Selected passage.

--

In the process of cultivation, the ground is ploughed as deep as possible, and harrowed; after it has been thus broken up, parallel drills or furrows are ploughed at the distance of two feet and a half to four feet from one another; in these the cane is laid lengthwise, and covered about an inch with a hoe. Small canals to drain off the water are commonly dug, more or less distant from each other, and these are crossed by smaller drains, so as to form squares like a chess board. These ditches are necessary to drain off the water from rains, as well as that which filters from the rivers, which would otherwise remain upon the plantations. The average quantity of sugar that may be produced upon an acre of land of the proper quality, well cultivated, is from eight hundred to one thousand pounds, provided that the cane has not been damaged, either by storms of wind, inundations, or frost. The strong soil is easiest of cultivation, and most productive, in rainy seasons. The light soils require less labor, and yield more revenue, in dry seasons. To these variations, others are to be added, resulting from the different exposure of the lands, the greater or less facility of draining, and also from the greater or less quantity of a weed known by the name of coco or grass nut. Sixty working hands are necessary to cultivate two hundred and forty acres of cane, planted in well-prepared land, and to do all the work necessary until the sugar is made and delivered. The sugar, up to the moment it is delivered to the merchant, costs the sugar planter about three and a half cents per pound, for expense incurred, without reckoning the interest on his capital.

--

Exercise requirements. Proceed with the passage on sugar cane cultivation, writing onward from its final sentence. The lines that come next are separate material with no connection to the passage on sugar cane cultivation.

--

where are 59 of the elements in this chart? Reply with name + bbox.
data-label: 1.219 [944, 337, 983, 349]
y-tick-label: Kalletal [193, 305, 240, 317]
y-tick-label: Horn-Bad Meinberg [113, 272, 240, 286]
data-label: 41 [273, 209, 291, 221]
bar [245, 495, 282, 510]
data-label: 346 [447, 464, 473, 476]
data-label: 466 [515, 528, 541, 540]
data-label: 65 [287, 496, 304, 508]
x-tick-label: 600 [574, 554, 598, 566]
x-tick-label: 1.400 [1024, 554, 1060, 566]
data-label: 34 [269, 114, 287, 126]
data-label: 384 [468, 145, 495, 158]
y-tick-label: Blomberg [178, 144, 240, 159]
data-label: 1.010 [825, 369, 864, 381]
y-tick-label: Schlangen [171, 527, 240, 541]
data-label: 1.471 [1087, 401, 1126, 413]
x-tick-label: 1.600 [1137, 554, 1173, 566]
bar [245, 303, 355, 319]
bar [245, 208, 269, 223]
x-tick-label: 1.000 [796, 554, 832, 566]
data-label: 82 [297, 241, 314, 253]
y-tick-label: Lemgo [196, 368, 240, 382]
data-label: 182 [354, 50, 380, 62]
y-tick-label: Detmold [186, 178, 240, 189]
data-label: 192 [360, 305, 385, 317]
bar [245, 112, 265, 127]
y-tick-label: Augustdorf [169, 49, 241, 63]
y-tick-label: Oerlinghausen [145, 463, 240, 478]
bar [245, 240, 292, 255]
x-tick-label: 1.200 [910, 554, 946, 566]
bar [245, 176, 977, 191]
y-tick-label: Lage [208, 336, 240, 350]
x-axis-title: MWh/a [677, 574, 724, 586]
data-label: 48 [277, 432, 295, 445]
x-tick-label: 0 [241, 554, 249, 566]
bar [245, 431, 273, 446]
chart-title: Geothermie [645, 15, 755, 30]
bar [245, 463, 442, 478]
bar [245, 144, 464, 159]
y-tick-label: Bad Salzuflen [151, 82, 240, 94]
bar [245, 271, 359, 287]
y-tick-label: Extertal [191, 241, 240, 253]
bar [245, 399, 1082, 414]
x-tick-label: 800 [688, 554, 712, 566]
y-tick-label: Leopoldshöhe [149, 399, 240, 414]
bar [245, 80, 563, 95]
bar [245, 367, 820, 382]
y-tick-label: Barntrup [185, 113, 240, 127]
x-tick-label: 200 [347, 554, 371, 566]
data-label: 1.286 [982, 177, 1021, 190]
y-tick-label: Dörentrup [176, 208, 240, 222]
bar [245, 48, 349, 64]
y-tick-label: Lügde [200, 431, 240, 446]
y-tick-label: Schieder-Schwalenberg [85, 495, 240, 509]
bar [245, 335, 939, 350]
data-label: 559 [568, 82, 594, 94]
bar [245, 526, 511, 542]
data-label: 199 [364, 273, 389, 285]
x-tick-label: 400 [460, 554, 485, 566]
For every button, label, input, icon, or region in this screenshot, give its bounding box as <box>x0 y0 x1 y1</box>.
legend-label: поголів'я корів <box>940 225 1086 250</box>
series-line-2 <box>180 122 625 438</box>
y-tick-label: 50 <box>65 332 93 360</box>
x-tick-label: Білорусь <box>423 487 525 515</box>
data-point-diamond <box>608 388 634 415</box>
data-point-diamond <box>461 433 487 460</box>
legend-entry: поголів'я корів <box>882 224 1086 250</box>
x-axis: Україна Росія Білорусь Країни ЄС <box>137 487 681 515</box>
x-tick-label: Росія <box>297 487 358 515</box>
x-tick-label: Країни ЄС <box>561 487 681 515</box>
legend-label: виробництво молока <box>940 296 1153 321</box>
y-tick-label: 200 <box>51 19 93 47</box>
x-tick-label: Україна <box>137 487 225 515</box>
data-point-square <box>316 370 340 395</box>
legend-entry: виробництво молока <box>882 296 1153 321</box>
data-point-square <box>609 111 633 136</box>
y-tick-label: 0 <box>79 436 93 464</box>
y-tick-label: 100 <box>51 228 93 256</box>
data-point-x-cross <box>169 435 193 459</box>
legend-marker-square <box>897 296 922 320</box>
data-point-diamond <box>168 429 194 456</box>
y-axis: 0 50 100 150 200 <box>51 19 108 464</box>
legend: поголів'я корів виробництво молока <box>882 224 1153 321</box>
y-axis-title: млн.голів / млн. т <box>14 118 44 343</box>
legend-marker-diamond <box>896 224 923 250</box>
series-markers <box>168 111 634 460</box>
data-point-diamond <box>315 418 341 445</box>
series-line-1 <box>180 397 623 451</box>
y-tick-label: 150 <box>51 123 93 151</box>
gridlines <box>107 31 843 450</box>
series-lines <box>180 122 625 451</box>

--

Exercise output.
The cultivation of the mulberry tree, and the raising of silk-worms, have occupied considerable attention in different parts of the United States. Before the revolution, the production of silk was attempted in Georgia, but without ultimate success. In Connecticut, and in some other places, for the last seventy years, an inferior kind of sewing silk has been manufactured; but its use has been chiefly confined to the neighborhood in which it has been produced. Of late years, however, efforts have been made to introduce the important branch of agriculture that affords the necessary materials for the manufacture of silk. Societies have been formed in different states for its promotion, and the national government have thought the subject worthy their particular attention.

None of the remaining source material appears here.